Material for this task
---

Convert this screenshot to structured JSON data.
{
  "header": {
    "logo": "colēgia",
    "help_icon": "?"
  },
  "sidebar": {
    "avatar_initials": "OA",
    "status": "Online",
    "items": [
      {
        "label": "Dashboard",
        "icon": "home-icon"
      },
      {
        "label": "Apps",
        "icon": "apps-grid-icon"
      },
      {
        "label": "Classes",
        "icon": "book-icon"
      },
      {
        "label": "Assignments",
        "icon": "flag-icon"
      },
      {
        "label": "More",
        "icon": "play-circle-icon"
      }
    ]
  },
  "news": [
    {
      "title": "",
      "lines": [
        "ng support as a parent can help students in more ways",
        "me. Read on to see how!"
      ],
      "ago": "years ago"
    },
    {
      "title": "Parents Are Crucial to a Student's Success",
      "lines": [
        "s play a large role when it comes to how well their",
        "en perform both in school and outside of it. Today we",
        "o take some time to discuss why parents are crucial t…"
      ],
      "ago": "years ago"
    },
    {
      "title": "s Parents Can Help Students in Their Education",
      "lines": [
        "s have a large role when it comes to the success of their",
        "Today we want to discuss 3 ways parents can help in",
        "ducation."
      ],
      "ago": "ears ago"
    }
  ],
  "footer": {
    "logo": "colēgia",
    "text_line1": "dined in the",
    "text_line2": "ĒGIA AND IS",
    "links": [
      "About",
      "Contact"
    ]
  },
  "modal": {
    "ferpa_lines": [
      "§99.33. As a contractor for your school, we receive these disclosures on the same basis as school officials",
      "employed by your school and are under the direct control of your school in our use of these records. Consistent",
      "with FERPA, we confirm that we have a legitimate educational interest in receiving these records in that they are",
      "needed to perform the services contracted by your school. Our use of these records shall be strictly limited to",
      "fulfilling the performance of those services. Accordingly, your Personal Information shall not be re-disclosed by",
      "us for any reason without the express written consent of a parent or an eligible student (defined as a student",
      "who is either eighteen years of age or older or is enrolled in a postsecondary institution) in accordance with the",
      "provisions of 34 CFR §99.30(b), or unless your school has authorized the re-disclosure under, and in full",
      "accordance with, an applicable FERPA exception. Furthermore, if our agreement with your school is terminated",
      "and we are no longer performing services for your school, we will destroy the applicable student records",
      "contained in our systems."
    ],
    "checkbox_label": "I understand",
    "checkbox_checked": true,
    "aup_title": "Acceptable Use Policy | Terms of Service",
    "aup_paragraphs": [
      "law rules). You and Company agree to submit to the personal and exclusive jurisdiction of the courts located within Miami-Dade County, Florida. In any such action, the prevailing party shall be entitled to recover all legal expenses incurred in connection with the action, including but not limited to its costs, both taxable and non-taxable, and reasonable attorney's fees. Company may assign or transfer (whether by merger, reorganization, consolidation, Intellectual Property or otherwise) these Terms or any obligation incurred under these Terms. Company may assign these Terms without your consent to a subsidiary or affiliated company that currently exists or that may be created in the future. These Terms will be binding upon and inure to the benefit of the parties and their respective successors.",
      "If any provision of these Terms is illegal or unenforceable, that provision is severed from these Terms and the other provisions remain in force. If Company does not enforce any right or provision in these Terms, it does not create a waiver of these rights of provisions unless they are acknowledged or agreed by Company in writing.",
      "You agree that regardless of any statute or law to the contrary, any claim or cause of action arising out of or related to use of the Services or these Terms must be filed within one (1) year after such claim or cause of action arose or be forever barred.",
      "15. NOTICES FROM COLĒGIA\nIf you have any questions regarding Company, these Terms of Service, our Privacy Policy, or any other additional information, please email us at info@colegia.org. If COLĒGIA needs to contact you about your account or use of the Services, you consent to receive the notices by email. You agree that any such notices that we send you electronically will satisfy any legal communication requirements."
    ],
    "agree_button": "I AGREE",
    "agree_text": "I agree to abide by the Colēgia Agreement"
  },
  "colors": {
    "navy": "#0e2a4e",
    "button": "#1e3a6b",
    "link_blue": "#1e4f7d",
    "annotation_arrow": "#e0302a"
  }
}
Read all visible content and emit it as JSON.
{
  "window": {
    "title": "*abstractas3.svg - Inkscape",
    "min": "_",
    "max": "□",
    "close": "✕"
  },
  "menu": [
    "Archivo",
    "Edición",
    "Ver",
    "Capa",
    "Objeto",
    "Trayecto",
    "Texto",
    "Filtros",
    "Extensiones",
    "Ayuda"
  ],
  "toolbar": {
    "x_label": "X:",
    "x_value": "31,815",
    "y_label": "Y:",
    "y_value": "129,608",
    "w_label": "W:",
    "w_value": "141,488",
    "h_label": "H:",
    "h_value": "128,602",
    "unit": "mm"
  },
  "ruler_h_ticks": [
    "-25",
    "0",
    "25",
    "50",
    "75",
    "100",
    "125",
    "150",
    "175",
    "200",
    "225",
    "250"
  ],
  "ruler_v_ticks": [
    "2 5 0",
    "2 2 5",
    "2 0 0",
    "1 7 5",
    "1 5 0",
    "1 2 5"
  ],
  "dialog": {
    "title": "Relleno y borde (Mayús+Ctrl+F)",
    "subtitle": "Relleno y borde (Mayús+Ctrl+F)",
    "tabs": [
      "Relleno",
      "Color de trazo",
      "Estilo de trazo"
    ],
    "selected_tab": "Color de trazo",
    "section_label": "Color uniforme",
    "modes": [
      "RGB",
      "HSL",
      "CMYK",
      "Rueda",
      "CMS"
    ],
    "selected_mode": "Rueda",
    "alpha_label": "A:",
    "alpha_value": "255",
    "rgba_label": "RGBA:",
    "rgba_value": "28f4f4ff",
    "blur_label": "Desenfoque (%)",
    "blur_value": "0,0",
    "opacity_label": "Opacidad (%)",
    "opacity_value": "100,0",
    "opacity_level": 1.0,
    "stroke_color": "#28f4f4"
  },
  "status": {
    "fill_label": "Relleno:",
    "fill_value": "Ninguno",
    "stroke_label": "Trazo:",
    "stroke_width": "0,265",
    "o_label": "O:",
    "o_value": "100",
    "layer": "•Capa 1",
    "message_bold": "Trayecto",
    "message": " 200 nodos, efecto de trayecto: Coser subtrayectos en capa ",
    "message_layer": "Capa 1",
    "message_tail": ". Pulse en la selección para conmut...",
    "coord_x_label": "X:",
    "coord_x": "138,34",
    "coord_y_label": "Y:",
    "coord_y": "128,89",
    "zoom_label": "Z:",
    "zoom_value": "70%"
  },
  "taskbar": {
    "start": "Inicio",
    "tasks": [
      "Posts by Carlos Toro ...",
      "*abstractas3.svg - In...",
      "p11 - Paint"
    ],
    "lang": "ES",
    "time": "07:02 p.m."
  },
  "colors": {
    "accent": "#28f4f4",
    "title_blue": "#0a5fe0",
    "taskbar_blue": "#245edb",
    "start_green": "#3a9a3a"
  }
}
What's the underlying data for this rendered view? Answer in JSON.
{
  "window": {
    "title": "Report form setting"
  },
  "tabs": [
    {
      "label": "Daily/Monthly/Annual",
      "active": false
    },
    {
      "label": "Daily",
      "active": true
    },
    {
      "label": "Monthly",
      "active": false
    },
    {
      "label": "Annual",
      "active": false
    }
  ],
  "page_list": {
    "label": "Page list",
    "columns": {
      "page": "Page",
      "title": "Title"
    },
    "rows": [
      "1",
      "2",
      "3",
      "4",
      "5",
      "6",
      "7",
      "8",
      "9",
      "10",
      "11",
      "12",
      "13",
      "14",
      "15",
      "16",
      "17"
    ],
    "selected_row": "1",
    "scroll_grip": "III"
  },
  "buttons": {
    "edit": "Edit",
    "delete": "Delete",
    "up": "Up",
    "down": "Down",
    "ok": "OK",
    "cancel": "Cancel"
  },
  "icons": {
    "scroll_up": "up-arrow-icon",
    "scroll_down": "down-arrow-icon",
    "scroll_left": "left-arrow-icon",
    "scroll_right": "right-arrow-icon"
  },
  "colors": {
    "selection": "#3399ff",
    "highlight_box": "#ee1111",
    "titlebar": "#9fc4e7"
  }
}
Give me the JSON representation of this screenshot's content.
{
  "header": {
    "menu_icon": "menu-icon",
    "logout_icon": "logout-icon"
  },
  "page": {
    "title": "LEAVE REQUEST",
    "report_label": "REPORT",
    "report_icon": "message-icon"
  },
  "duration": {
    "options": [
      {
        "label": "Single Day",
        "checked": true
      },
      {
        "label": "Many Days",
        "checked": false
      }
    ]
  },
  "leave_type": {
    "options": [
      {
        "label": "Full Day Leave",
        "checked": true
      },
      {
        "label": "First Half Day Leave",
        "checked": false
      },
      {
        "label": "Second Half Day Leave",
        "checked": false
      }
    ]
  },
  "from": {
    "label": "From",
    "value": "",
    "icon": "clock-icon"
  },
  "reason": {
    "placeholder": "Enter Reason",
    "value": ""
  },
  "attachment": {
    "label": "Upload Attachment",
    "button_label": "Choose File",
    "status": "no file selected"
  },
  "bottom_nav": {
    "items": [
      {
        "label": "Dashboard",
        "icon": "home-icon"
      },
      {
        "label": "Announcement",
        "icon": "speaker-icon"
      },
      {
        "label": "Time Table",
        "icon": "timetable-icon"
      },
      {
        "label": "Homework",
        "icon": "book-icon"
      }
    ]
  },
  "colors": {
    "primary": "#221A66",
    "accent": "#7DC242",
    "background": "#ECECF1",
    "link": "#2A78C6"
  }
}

---

Written exercise
Select every line in the material above where the string "play" occurs, and copy it.

The completed task
        "icon": "play-circle-icon"
        "s play a large role when it comes to how well their",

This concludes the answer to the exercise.